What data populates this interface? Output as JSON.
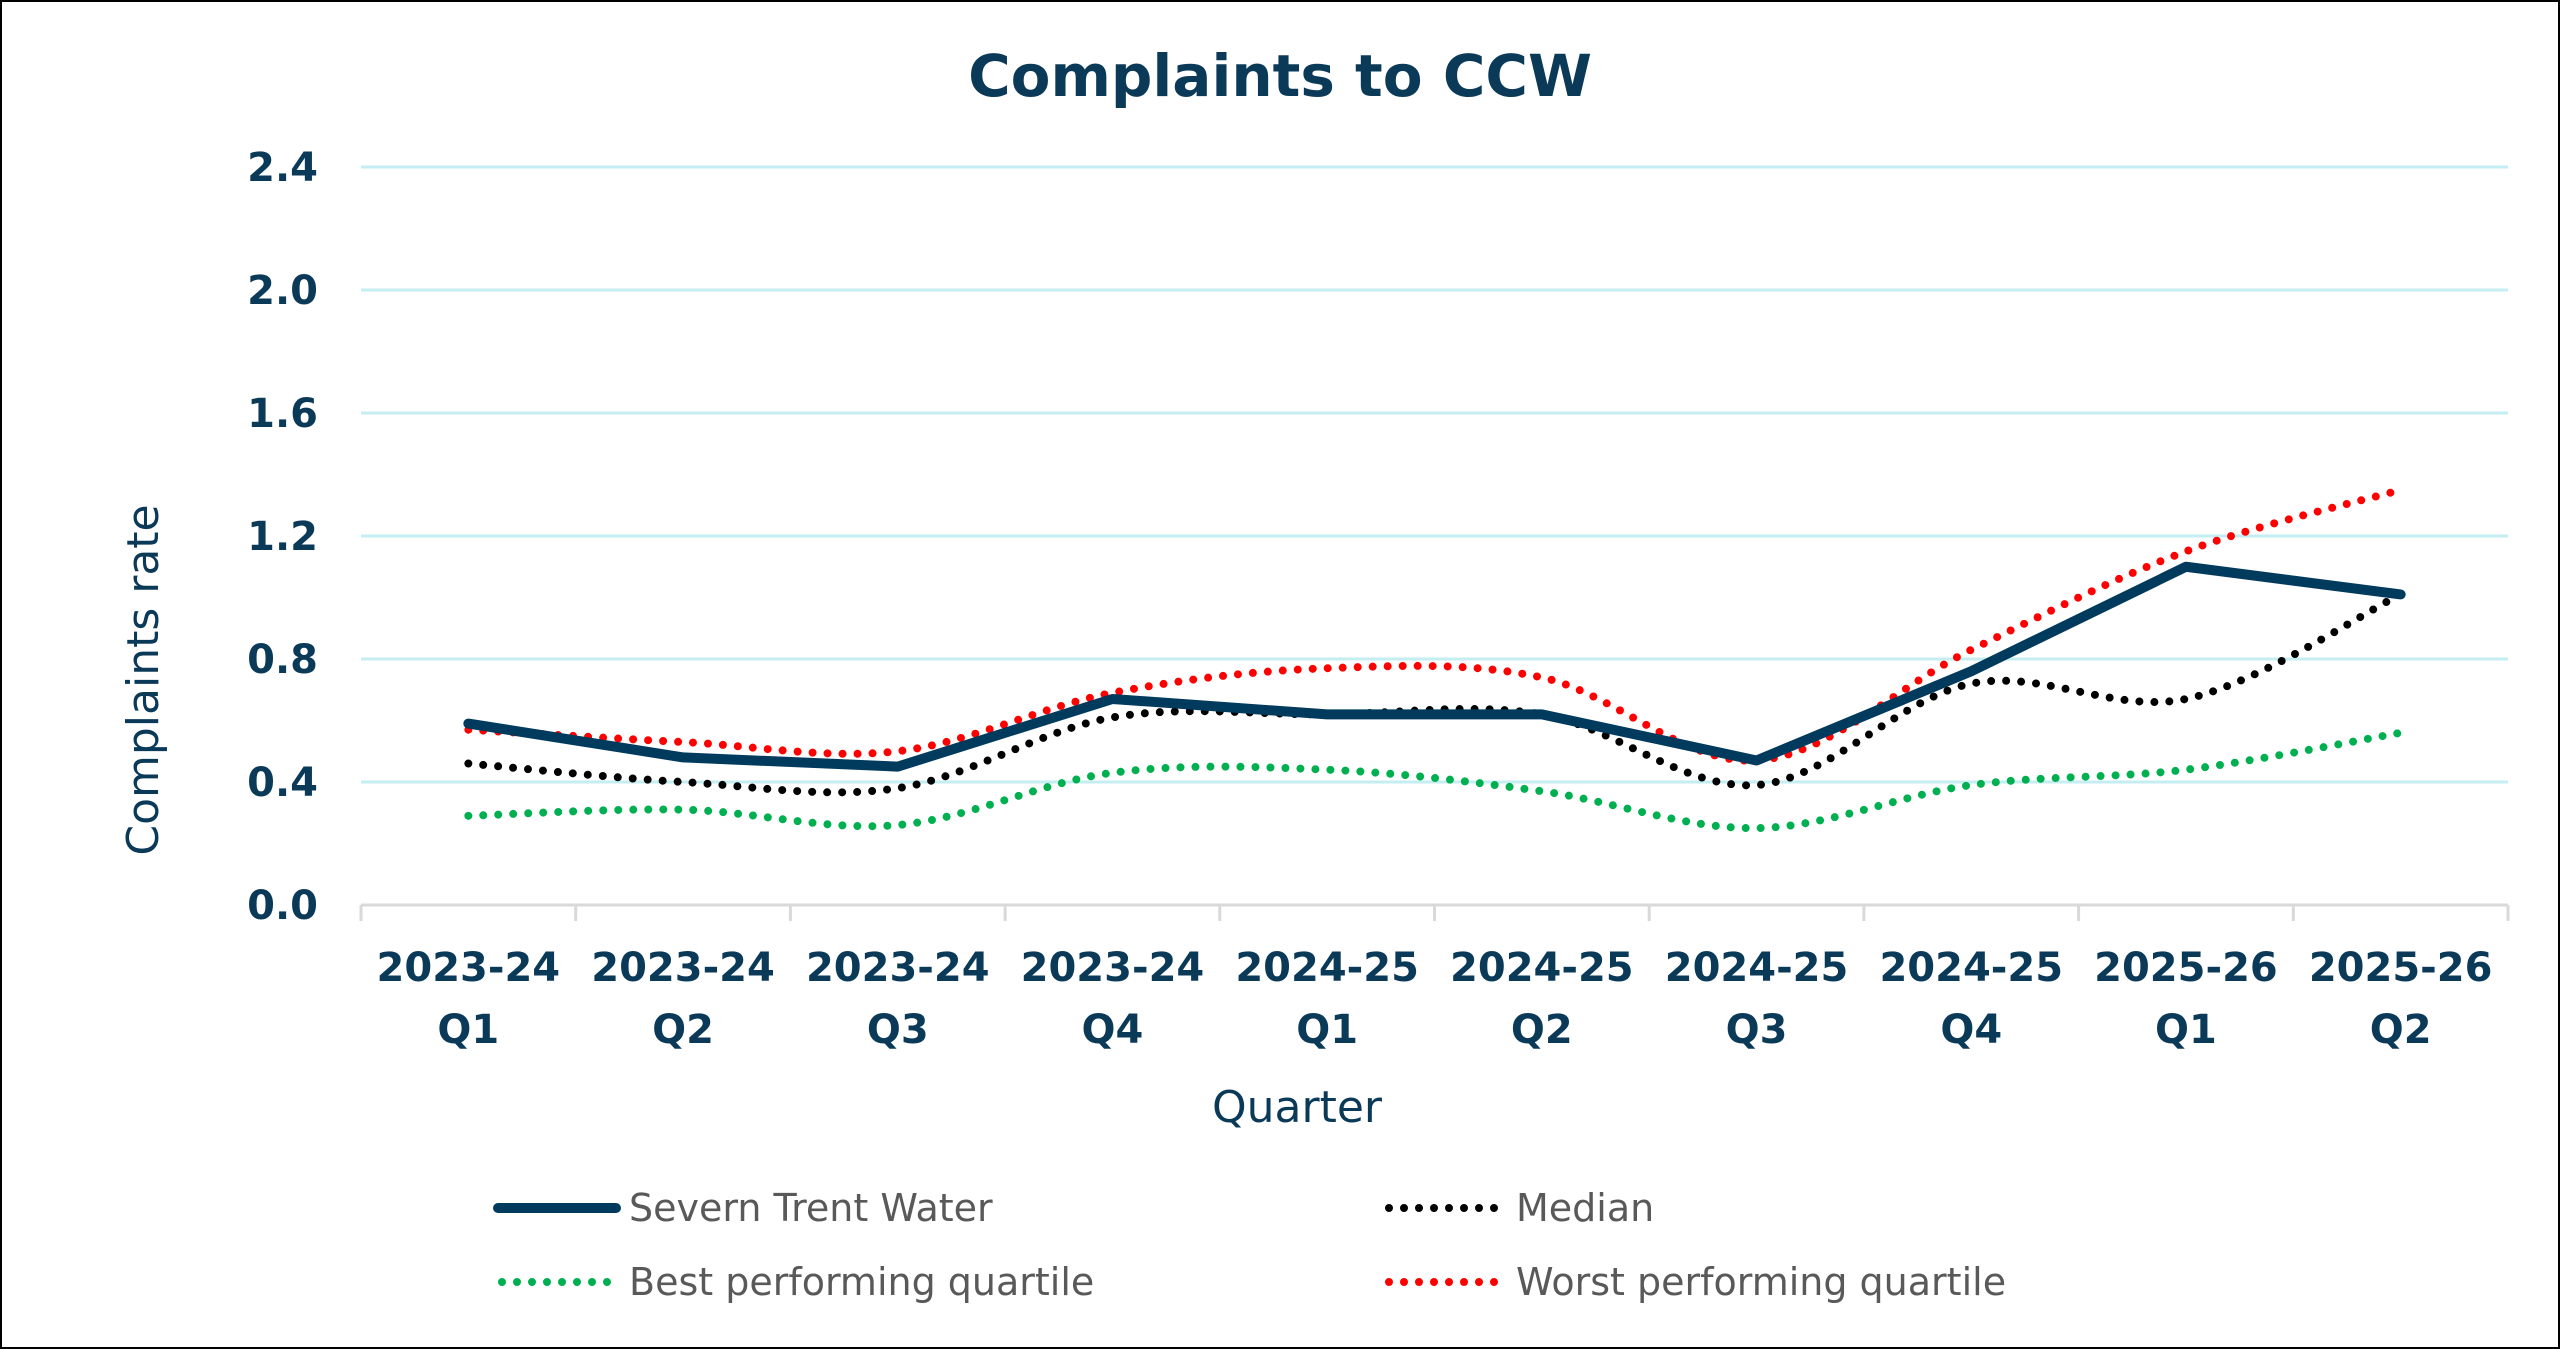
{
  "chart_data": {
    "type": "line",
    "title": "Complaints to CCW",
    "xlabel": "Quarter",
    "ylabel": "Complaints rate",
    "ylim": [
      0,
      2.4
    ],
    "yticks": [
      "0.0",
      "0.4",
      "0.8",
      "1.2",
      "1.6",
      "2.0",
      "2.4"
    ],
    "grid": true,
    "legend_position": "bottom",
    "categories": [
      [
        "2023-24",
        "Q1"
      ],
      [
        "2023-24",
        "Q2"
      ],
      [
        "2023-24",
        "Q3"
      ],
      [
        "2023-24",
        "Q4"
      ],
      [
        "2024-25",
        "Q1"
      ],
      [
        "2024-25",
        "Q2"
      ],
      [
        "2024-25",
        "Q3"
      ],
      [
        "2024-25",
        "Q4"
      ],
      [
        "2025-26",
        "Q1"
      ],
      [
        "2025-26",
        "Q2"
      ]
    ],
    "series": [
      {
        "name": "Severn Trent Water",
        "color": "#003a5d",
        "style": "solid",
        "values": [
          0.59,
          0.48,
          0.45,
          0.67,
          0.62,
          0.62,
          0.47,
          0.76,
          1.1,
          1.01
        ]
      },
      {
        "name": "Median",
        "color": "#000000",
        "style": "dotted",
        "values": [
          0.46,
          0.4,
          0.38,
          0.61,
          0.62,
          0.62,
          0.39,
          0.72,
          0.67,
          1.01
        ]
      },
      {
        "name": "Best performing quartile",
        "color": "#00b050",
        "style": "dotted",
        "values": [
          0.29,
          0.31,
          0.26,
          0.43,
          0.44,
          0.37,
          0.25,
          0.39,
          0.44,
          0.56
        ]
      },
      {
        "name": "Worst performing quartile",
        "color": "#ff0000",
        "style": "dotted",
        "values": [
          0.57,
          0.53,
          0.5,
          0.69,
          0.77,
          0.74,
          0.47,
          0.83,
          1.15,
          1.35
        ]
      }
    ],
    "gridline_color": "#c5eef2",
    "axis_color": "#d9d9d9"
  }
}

- - -

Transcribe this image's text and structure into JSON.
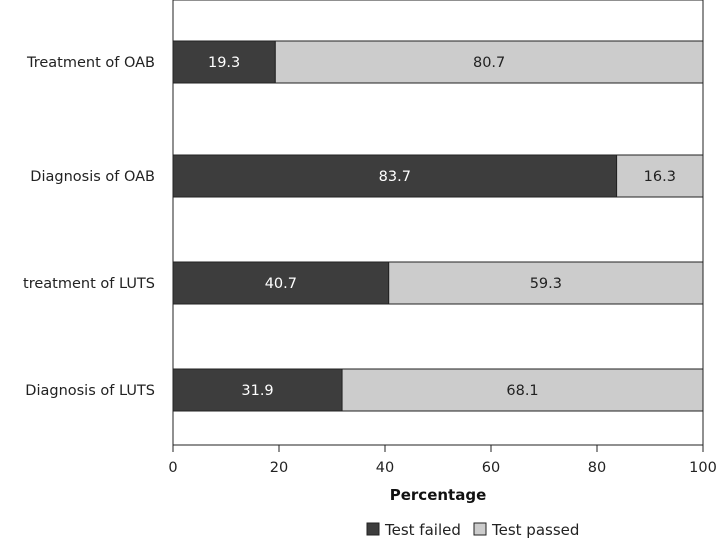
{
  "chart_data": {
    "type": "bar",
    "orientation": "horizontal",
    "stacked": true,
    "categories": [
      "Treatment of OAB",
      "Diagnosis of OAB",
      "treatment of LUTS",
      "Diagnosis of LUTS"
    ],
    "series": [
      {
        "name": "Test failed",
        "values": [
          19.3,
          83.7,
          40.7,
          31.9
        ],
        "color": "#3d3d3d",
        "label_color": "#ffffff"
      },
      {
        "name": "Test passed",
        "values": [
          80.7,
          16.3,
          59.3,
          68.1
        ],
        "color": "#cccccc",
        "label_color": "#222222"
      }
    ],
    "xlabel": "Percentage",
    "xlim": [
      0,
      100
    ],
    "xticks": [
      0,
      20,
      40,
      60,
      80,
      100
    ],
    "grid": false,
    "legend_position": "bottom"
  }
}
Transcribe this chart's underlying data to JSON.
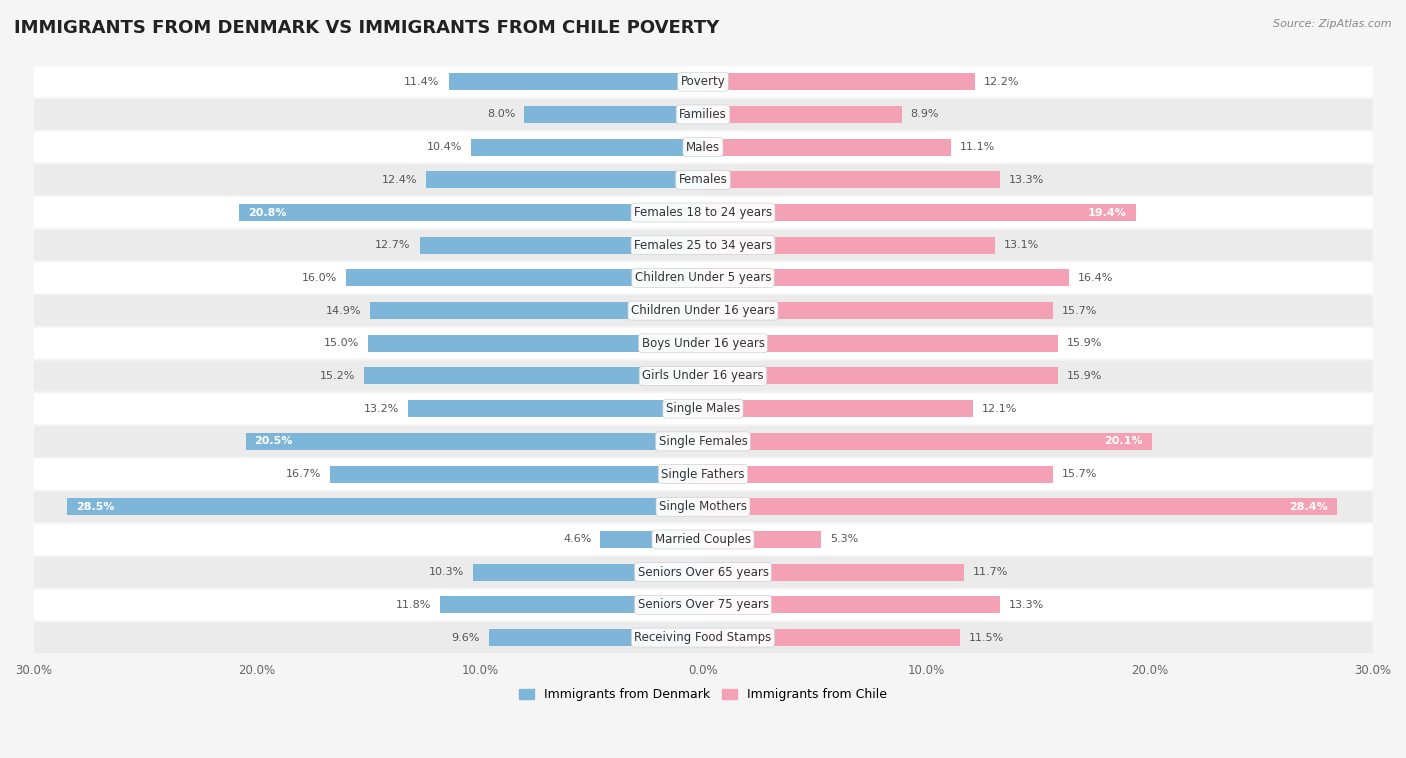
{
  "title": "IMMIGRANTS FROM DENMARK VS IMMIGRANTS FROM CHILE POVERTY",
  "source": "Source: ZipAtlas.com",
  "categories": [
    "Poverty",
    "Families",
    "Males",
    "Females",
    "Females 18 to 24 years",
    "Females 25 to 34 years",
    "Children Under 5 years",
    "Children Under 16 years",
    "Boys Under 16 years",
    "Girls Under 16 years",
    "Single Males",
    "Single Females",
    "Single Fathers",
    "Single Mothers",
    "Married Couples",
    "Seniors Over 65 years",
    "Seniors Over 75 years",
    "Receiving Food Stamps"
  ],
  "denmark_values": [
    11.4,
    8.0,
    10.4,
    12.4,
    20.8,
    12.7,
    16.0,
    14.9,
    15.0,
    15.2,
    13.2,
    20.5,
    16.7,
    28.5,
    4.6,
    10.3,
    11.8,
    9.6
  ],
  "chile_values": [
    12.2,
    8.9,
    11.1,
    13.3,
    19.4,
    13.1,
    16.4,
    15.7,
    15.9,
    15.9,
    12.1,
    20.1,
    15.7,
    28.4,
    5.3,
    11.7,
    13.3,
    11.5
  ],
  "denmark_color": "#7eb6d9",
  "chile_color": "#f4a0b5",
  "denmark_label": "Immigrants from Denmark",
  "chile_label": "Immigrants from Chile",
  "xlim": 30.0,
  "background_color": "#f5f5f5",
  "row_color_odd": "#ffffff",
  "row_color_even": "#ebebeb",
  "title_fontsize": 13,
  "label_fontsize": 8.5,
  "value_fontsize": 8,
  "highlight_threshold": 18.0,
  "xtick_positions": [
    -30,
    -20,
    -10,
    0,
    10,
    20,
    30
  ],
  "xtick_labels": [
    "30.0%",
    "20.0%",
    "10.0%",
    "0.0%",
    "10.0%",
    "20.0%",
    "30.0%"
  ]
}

- - -

Look through the entries above; copy each line where the string "Seniors" appears.

▸ **Expected output**:
    "Seniors Over 65 years",
    "Seniors Over 75 years",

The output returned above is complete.